> **Exercise tasks**:
(1) Answer these questions about the Java date-parsing text below:
(a) Which call did the asker try that made no difference?
(b) What lastModified value is reported for the file?
(c) What timestamp precision does the solution say HTTP headers use?
(2) Print the Java date-parsing text word for word, starting at "I'm trying to parse" and ending at "after the month?".

> **Document excerpt**:
══════════
Question

I've been searching all over and just can't find a explanation or reason why this is happening but the parse(String) method of DateFormat just isn't parsing my String correctly.

I'm trying to parse a String into the date format that is used for HTTP headers and got as far as getting the String on its own such as:

Thu, 11 Nov 2010 18:34:22 GMT

Which is in the format:

E, d MMM yyyy HH:mm:ss z

But when I use df.parse(dateStr); this is what I get out of it:

Thu Nov 11 18:34:22 GMT 2010

Which is nothing like what I wanted, why is the year now after the GMT? Why is there no comma anymore? And why is the date after the month?

I'm completely confused about this now and can't find a solution but I really need the date to be in that format. Is the comma messing things up? or the colons?

Thanks for your time,

Infinitifizz

P.S.

Forgot to mention this but I've tried dateformat.setLenient(false) and it makes no difference.

P.P.S

I'm trying to do this to compare the dates with date1.before(date2) and after() etc to see if one is newer than the other but I can't do this because the parsing isn't working.

Even though they look the same but just the format is different, they are not the same because after calling getTime() on both of them (When I have provided 2 identical dates) the longs are not the same. As in the date is:

Thu, 11 Nov 2010 19:38:52 GMT for a lastModified() on a File

If I input the String "Thu, 11 Nov 2010 19:38:52 GMT" and then compare their longs once converting the string to a date using parse() and then calling getTime() on that date I get:

lastModified = 1289504332671 fromString = 1289504332000

It is only the last 3 digits that are different, does this have any significance?

Thanks again for your time and sorry I didn't put this bit in first,

Infinitifizz

Was it helpful?

Solution

The result format is the default format of Date#toString() (click link to see the javadoc). You're apparently doing a System.out.println(date). You would like to use SimpleDateFormat#format() instead with another pattern to format it in the desired format. E.g.

String newDateStr = new SimpleDateFormat("yyyy-MM-dd HH:mm:ss").format(date);

Update: You shouldn't care about the format when using Date. You should only care about the format at that point when Date is to be converted (displayed) as String. As to the difference in timestamps, the Date uses millisecond precision for the timestamp while HTTP header uses second precision. You'd like to divide the timestamps by 1000 before comparing.
══════════
> **Given data**:
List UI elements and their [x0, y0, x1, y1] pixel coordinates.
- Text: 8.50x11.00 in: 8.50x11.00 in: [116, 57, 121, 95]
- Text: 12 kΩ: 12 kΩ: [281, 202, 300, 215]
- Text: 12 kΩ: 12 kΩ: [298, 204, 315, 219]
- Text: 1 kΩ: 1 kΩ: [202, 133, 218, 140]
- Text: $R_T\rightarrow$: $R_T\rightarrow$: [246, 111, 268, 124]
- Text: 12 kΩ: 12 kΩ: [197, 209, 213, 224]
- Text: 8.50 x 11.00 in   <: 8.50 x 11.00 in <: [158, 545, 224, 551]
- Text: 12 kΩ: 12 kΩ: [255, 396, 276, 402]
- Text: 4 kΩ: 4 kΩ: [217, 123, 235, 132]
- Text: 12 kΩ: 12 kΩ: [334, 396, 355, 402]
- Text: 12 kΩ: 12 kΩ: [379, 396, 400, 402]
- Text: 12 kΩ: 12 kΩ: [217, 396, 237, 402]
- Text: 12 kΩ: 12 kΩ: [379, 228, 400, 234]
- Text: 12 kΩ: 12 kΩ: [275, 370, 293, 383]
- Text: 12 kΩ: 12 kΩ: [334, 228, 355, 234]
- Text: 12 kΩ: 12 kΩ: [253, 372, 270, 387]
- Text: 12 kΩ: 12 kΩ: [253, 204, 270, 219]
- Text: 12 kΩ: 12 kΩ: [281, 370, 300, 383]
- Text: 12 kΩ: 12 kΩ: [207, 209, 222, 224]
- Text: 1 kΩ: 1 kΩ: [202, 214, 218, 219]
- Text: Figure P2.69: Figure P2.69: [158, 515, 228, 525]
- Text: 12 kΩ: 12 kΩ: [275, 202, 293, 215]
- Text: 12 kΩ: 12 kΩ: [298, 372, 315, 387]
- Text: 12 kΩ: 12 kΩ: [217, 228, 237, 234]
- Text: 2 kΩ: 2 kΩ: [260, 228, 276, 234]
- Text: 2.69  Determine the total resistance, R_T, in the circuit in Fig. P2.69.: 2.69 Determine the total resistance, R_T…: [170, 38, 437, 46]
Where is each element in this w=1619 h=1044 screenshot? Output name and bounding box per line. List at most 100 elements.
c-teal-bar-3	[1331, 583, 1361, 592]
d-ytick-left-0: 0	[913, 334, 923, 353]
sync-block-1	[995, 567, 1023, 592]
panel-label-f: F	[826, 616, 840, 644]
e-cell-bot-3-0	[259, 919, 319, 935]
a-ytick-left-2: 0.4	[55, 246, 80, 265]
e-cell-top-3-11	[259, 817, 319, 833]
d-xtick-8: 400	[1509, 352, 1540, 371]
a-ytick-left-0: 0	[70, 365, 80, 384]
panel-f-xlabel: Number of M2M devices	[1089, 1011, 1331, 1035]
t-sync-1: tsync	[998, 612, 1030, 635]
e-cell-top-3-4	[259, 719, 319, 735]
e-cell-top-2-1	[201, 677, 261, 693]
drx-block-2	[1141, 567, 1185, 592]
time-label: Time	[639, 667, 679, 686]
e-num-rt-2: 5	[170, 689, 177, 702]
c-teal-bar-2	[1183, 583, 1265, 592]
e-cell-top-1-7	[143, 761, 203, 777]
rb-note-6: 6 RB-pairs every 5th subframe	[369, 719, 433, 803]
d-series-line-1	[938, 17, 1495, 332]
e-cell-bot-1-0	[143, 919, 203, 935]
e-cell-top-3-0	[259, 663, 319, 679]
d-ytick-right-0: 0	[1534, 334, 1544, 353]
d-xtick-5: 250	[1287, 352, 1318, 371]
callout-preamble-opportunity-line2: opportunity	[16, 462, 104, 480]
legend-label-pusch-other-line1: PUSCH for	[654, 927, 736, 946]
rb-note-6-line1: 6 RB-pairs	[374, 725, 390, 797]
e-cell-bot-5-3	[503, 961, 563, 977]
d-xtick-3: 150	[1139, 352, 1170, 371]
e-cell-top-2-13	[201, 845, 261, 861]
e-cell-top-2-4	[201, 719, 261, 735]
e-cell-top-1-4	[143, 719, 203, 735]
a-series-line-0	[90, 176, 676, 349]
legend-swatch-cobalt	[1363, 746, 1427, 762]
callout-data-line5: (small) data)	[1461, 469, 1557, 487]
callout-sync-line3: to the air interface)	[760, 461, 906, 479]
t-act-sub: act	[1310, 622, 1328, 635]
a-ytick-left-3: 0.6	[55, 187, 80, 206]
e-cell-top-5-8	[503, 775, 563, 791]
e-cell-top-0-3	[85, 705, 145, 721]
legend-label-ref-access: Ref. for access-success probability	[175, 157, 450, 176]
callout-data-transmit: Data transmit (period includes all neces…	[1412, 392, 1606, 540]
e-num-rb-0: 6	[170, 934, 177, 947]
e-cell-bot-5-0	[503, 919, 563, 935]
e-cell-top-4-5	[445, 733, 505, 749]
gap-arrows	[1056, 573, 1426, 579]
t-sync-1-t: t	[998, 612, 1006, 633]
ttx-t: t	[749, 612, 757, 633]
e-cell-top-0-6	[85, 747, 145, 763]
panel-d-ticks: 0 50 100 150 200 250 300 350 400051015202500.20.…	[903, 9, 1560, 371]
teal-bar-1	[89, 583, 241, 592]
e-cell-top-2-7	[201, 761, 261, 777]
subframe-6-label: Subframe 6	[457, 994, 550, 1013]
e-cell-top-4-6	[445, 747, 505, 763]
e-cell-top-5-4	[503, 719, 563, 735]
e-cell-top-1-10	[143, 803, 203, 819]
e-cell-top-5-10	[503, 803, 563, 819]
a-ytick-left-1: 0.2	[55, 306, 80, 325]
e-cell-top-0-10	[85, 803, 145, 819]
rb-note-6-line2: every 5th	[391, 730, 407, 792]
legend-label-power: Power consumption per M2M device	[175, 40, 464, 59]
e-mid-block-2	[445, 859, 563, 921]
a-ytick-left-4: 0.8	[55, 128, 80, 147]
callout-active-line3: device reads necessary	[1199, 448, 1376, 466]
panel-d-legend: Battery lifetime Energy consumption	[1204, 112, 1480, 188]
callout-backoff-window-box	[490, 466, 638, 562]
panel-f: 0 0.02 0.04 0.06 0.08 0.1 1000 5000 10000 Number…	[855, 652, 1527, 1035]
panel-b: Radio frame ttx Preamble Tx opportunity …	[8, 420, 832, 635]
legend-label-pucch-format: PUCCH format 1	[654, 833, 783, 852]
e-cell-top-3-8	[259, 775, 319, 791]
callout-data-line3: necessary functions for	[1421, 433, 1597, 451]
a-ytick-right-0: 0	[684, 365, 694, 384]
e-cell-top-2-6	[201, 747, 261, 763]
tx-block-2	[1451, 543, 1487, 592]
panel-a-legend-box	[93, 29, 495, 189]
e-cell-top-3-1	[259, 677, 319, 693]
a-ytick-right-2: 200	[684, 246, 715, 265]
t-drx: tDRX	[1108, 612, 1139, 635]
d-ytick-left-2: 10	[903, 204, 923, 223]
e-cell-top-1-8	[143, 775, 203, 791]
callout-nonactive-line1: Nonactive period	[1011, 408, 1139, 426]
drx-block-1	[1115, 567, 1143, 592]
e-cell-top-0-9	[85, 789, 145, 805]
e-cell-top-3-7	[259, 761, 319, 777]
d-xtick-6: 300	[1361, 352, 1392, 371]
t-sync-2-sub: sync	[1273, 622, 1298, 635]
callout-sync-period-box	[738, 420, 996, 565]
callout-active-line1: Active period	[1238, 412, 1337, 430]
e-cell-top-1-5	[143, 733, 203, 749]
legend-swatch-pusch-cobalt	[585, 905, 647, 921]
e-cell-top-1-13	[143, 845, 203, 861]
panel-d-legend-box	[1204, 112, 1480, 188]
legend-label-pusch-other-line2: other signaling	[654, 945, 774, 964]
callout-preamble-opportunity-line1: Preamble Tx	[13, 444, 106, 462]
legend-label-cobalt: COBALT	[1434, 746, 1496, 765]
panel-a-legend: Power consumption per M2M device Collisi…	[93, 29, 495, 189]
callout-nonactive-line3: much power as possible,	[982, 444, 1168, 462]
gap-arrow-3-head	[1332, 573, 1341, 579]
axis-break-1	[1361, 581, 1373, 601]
══════════
> **Answers by item**:
(1)
(a) dateformat.setLenient(false)
(b) 1289504332671
(c) Second precision

(2)
I'm trying to parse a String into the date format that is used for HTTP headers and got as far as getting the String on its own such as:

Thu, 11 Nov 2010 18:34:22 GMT

Which is in the format:

E, d MMM yyyy HH:mm:ss z

But when I use df.parse(dateStr); this is what I get out of it:

Thu Nov 11 18:34:22 GMT 2010

Which is nothing like what I wanted, why is the year now after the GMT? Why is there no comma anymore? And why is the date after the month?